## Exercise aim
Your task is to write out the complete listing exactly as it is shown.

____

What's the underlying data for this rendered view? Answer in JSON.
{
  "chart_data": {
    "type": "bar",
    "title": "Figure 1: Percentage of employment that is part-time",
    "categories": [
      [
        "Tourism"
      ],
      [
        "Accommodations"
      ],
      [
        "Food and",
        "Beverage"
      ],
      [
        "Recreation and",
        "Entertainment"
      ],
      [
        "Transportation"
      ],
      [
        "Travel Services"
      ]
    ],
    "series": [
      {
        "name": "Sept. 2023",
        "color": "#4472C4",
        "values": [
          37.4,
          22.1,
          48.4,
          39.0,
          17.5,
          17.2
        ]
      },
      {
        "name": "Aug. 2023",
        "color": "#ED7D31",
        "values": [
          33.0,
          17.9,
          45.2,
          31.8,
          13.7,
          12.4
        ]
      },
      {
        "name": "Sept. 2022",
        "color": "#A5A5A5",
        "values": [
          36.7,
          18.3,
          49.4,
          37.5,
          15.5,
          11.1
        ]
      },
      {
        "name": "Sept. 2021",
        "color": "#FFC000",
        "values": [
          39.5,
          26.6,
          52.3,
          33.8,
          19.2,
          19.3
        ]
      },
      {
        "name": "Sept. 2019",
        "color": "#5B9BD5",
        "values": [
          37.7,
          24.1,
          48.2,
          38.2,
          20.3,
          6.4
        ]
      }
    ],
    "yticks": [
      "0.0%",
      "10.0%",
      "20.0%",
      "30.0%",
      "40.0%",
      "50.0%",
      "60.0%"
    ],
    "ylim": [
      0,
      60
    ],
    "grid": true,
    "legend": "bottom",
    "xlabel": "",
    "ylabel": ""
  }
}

____

## Final result
What's the underlying data for this rendered view? Answer in JSON.
{
  "chart_data": {
    "type": "bar",
    "title": "Figure 1: Percentage of employment that is part-time",
    "categories": [
      [
        "Tourism"
      ],
      [
        "Accommodations"
      ],
      [
        "Food and",
        "Beverage"
      ],
      [
        "Recreation and",
        "Entertainment"
      ],
      [
        "Transportation"
      ],
      [
        "Travel Services"
      ]
    ],
    "series": [
      {
        "name": "Sept. 2023",
        "color": "#4472C4",
        "values": [
          37.4,
          22.1,
          48.4,
          39.0,
          17.5,
          17.2
        ]
      },
      {
        "name": "Aug. 2023",
        "color": "#ED7D31",
        "values": [
          33.0,
          17.9,
          45.2,
          31.8,
          13.7,
          12.4
        ]
      },
      {
        "name": "Sept. 2022",
        "color": "#A5A5A5",
        "values": [
          36.7,
          18.3,
          49.4,
          37.5,
          15.5,
          11.1
        ]
      },
      {
        "name": "Sept. 2021",
        "color": "#FFC000",
        "values": [
          39.5,
          26.6,
          52.3,
          33.8,
          19.2,
          19.3
        ]
      },
      {
        "name": "Sept. 2019",
        "color": "#5B9BD5",
        "values": [
          37.7,
          24.1,
          48.2,
          38.2,
          20.3,
          6.4
        ]
      }
    ],
    "yticks": [
      "0.0%",
      "10.0%",
      "20.0%",
      "30.0%",
      "40.0%",
      "50.0%",
      "60.0%"
    ],
    "ylim": [
      0,
      60
    ],
    "grid": true,
    "legend": "bottom",
    "xlabel": "",
    "ylabel": ""
  }
}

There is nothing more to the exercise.